Start of Block

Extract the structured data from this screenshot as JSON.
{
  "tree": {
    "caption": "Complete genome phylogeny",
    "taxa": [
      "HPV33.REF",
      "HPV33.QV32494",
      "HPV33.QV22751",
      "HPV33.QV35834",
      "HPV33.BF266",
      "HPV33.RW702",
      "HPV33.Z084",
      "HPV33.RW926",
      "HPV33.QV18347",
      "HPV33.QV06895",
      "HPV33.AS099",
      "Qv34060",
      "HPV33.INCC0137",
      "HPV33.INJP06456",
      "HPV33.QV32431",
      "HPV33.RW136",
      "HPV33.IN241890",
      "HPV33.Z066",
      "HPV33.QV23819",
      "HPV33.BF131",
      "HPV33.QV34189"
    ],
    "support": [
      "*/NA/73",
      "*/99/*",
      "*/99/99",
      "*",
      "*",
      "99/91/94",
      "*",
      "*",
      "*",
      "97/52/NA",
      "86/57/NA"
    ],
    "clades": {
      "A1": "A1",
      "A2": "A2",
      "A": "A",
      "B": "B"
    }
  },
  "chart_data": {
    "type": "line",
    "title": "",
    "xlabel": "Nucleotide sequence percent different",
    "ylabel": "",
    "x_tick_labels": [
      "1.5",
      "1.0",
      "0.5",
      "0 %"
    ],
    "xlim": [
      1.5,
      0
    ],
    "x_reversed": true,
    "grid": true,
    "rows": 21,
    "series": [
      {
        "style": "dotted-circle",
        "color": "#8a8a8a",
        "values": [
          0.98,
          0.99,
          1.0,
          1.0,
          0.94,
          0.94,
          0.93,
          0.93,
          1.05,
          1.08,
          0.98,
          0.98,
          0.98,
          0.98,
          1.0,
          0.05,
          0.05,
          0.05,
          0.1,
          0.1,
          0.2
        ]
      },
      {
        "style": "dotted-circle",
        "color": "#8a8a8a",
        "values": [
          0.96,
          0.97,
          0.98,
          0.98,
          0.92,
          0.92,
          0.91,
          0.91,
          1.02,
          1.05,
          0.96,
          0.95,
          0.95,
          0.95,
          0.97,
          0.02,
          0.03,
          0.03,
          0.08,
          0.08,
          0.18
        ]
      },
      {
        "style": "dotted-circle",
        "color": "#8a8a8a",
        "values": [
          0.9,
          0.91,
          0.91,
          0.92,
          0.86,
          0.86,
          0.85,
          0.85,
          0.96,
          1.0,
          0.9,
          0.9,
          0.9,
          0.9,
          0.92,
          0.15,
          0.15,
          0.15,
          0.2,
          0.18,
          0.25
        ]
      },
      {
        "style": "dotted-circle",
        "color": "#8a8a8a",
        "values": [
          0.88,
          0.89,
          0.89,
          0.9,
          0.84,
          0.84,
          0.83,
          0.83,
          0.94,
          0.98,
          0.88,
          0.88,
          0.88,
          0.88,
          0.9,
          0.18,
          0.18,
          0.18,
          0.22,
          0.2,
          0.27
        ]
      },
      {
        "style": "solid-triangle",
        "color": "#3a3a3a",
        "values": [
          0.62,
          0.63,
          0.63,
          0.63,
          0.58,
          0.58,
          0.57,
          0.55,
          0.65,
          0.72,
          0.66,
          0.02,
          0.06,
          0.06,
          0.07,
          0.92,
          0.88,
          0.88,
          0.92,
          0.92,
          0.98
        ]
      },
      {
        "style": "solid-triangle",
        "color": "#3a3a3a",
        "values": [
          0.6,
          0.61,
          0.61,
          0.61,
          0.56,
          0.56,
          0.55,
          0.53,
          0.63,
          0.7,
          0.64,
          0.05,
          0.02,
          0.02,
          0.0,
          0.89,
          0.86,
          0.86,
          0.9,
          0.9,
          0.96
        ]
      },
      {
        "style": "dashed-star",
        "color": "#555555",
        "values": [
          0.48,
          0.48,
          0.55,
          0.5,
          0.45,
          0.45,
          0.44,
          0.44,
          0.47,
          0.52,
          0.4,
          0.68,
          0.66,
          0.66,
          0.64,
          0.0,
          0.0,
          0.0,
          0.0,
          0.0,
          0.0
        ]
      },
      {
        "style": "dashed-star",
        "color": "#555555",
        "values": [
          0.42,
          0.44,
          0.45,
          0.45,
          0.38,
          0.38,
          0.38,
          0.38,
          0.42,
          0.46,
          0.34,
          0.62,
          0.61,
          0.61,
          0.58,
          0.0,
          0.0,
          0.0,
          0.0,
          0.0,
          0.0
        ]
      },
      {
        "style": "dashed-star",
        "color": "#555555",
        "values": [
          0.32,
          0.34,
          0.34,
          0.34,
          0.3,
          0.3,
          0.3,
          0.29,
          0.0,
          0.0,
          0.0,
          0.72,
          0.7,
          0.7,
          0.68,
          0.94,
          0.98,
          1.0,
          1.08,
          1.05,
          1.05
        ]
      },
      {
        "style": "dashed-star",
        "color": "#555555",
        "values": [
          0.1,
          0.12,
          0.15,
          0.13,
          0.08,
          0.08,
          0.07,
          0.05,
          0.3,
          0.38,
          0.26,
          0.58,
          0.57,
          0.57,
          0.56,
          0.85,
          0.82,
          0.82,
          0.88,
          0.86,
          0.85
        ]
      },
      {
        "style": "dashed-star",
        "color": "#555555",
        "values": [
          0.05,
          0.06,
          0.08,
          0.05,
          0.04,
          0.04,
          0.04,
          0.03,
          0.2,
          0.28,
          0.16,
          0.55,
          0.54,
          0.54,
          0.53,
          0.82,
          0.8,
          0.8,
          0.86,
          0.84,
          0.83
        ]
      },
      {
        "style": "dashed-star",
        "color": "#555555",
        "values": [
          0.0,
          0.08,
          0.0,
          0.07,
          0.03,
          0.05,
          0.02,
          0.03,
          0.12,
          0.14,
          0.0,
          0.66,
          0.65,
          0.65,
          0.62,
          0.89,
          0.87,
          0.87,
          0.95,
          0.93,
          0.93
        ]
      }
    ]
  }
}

End of Block

## Task statement
Each entry needs to be copied out exactly.

## Task output
Extract the structured data from this screenshot as JSON.
{
  "tree": {
    "caption": "Complete genome phylogeny",
    "taxa": [
      "HPV33.REF",
      "HPV33.QV32494",
      "HPV33.QV22751",
      "HPV33.QV35834",
      "HPV33.BF266",
      "HPV33.RW702",
      "HPV33.Z084",
      "HPV33.RW926",
      "HPV33.QV18347",
      "HPV33.QV06895",
      "HPV33.AS099",
      "Qv34060",
      "HPV33.INCC0137",
      "HPV33.INJP06456",
      "HPV33.QV32431",
      "HPV33.RW136",
      "HPV33.IN241890",
      "HPV33.Z066",
      "HPV33.QV23819",
      "HPV33.BF131",
      "HPV33.QV34189"
    ],
    "support": [
      "*/NA/73",
      "*/99/*",
      "*/99/99",
      "*",
      "*",
      "99/91/94",
      "*",
      "*",
      "*",
      "97/52/NA",
      "86/57/NA"
    ],
    "clades": {
      "A1": "A1",
      "A2": "A2",
      "A": "A",
      "B": "B"
    }
  },
  "chart_data": {
    "type": "line",
    "title": "",
    "xlabel": "Nucleotide sequence percent different",
    "ylabel": "",
    "x_tick_labels": [
      "1.5",
      "1.0",
      "0.5",
      "0 %"
    ],
    "xlim": [
      1.5,
      0
    ],
    "x_reversed": true,
    "grid": true,
    "rows": 21,
    "series": [
      {
        "style": "dotted-circle",
        "color": "#8a8a8a",
        "values": [
          0.98,
          0.99,
          1.0,
          1.0,
          0.94,
          0.94,
          0.93,
          0.93,
          1.05,
          1.08,
          0.98,
          0.98,
          0.98,
          0.98,
          1.0,
          0.05,
          0.05,
          0.05,
          0.1,
          0.1,
          0.2
        ]
      },
      {
        "style": "dotted-circle",
        "color": "#8a8a8a",
        "values": [
          0.96,
          0.97,
          0.98,
          0.98,
          0.92,
          0.92,
          0.91,
          0.91,
          1.02,
          1.05,
          0.96,
          0.95,
          0.95,
          0.95,
          0.97,
          0.02,
          0.03,
          0.03,
          0.08,
          0.08,
          0.18
        ]
      },
      {
        "style": "dotted-circle",
        "color": "#8a8a8a",
        "values": [
          0.9,
          0.91,
          0.91,
          0.92,
          0.86,
          0.86,
          0.85,
          0.85,
          0.96,
          1.0,
          0.9,
          0.9,
          0.9,
          0.9,
          0.92,
          0.15,
          0.15,
          0.15,
          0.2,
          0.18,
          0.25
        ]
      },
      {
        "style": "dotted-circle",
        "color": "#8a8a8a",
        "values": [
          0.88,
          0.89,
          0.89,
          0.9,
          0.84,
          0.84,
          0.83,
          0.83,
          0.94,
          0.98,
          0.88,
          0.88,
          0.88,
          0.88,
          0.9,
          0.18,
          0.18,
          0.18,
          0.22,
          0.2,
          0.27
        ]
      },
      {
        "style": "solid-triangle",
        "color": "#3a3a3a",
        "values": [
          0.62,
          0.63,
          0.63,
          0.63,
          0.58,
          0.58,
          0.57,
          0.55,
          0.65,
          0.72,
          0.66,
          0.02,
          0.06,
          0.06,
          0.07,
          0.92,
          0.88,
          0.88,
          0.92,
          0.92,
          0.98
        ]
      },
      {
        "style": "solid-triangle",
        "color": "#3a3a3a",
        "values": [
          0.6,
          0.61,
          0.61,
          0.61,
          0.56,
          0.56,
          0.55,
          0.53,
          0.63,
          0.7,
          0.64,
          0.05,
          0.02,
          0.02,
          0.0,
          0.89,
          0.86,
          0.86,
          0.9,
          0.9,
          0.96
        ]
      },
      {
        "style": "dashed-star",
        "color": "#555555",
        "values": [
          0.48,
          0.48,
          0.55,
          0.5,
          0.45,
          0.45,
          0.44,
          0.44,
          0.47,
          0.52,
          0.4,
          0.68,
          0.66,
          0.66,
          0.64,
          0.0,
          0.0,
          0.0,
          0.0,
          0.0,
          0.0
        ]
      },
      {
        "style": "dashed-star",
        "color": "#555555",
        "values": [
          0.42,
          0.44,
          0.45,
          0.45,
          0.38,
          0.38,
          0.38,
          0.38,
          0.42,
          0.46,
          0.34,
          0.62,
          0.61,
          0.61,
          0.58,
          0.0,
          0.0,
          0.0,
          0.0,
          0.0,
          0.0
        ]
      },
      {
        "style": "dashed-star",
        "color": "#555555",
        "values": [
          0.32,
          0.34,
          0.34,
          0.34,
          0.3,
          0.3,
          0.3,
          0.29,
          0.0,
          0.0,
          0.0,
          0.72,
          0.7,
          0.7,
          0.68,
          0.94,
          0.98,
          1.0,
          1.08,
          1.05,
          1.05
        ]
      },
      {
        "style": "dashed-star",
        "color": "#555555",
        "values": [
          0.1,
          0.12,
          0.15,
          0.13,
          0.08,
          0.08,
          0.07,
          0.05,
          0.3,
          0.38,
          0.26,
          0.58,
          0.57,
          0.57,
          0.56,
          0.85,
          0.82,
          0.82,
          0.88,
          0.86,
          0.85
        ]
      },
      {
        "style": "dashed-star",
        "color": "#555555",
        "values": [
          0.05,
          0.06,
          0.08,
          0.05,
          0.04,
          0.04,
          0.04,
          0.03,
          0.2,
          0.28,
          0.16,
          0.55,
          0.54,
          0.54,
          0.53,
          0.82,
          0.8,
          0.8,
          0.86,
          0.84,
          0.83
        ]
      },
      {
        "style": "dashed-star",
        "color": "#555555",
        "values": [
          0.0,
          0.08,
          0.0,
          0.07,
          0.03,
          0.05,
          0.02,
          0.03,
          0.12,
          0.14,
          0.0,
          0.66,
          0.65,
          0.65,
          0.62,
          0.89,
          0.87,
          0.87,
          0.95,
          0.93,
          0.93
        ]
      }
    ]
  }
}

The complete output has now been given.